Set exercise: Find the lines with the string "CaII" and return them.

Records for this task:
+++

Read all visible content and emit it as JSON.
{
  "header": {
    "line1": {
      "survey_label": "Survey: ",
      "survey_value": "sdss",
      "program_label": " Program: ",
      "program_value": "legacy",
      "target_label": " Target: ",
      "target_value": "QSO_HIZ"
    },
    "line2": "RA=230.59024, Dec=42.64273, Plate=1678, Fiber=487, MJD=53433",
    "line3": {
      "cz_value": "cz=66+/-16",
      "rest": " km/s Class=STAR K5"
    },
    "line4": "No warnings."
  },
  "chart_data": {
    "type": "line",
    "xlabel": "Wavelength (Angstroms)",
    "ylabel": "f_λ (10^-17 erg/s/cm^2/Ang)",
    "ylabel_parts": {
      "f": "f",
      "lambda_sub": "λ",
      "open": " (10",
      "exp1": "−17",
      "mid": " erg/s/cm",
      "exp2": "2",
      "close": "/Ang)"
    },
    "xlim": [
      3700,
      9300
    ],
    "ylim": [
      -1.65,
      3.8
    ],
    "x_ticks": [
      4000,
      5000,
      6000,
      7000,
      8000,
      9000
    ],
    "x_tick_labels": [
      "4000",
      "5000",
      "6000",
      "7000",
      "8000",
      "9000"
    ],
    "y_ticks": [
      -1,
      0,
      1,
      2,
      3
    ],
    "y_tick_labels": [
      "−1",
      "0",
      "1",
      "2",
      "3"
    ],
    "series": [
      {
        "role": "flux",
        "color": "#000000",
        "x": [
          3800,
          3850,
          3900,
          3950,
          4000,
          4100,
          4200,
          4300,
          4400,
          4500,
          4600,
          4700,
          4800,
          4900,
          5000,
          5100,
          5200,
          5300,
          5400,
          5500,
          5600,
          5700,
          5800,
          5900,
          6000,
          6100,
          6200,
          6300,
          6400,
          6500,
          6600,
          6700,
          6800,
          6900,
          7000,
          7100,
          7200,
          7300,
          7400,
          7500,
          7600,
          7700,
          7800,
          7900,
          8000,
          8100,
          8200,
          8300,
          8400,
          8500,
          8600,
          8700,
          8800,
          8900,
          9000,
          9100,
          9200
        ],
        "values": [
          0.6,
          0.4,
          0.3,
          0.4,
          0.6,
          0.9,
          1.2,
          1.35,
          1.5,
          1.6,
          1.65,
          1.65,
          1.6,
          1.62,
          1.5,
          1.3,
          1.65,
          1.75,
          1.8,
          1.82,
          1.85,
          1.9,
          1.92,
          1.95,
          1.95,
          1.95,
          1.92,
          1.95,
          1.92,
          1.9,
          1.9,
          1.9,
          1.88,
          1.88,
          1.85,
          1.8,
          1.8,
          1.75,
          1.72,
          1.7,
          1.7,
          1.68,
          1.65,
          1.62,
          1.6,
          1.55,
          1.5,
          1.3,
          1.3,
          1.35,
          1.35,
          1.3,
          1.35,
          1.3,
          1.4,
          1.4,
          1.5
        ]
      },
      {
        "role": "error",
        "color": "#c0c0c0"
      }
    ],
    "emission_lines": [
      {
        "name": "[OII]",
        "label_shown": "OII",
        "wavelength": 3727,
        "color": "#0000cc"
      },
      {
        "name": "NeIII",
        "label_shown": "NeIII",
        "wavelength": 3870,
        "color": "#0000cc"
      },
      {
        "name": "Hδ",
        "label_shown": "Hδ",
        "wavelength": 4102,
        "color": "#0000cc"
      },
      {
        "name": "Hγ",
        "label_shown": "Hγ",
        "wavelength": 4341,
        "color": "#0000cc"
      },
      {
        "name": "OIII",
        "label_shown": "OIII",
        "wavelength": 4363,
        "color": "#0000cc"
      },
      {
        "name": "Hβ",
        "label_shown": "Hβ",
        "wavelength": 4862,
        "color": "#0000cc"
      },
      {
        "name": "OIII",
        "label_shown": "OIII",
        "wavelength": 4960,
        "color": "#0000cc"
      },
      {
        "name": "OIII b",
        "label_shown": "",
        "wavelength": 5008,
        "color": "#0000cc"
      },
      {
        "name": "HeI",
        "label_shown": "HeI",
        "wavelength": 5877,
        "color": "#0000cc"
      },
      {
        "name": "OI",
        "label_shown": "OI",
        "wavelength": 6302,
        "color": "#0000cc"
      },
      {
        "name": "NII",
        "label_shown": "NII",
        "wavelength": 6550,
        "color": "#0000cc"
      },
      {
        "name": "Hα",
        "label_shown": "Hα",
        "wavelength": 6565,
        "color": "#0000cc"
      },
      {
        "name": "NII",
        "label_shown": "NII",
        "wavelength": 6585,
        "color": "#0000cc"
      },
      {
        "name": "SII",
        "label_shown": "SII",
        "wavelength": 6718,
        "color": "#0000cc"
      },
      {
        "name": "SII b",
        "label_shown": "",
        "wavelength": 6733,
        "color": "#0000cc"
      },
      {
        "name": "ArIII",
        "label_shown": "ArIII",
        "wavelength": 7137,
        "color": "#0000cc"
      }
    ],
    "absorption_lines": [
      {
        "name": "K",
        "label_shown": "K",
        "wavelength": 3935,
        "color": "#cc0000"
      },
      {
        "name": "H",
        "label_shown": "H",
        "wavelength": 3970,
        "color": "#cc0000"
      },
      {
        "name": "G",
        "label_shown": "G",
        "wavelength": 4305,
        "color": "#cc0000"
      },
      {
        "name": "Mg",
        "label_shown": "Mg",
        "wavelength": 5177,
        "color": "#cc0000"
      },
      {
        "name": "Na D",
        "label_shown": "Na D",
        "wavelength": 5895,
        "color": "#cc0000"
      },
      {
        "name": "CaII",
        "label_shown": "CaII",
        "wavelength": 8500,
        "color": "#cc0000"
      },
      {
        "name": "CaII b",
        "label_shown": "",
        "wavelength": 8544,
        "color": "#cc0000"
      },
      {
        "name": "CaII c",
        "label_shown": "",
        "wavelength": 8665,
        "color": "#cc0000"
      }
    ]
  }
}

+++

Output of the task:
        "name": "CaII",
        "label_shown": "CaII",
        "name": "CaII b",
        "name": "CaII c",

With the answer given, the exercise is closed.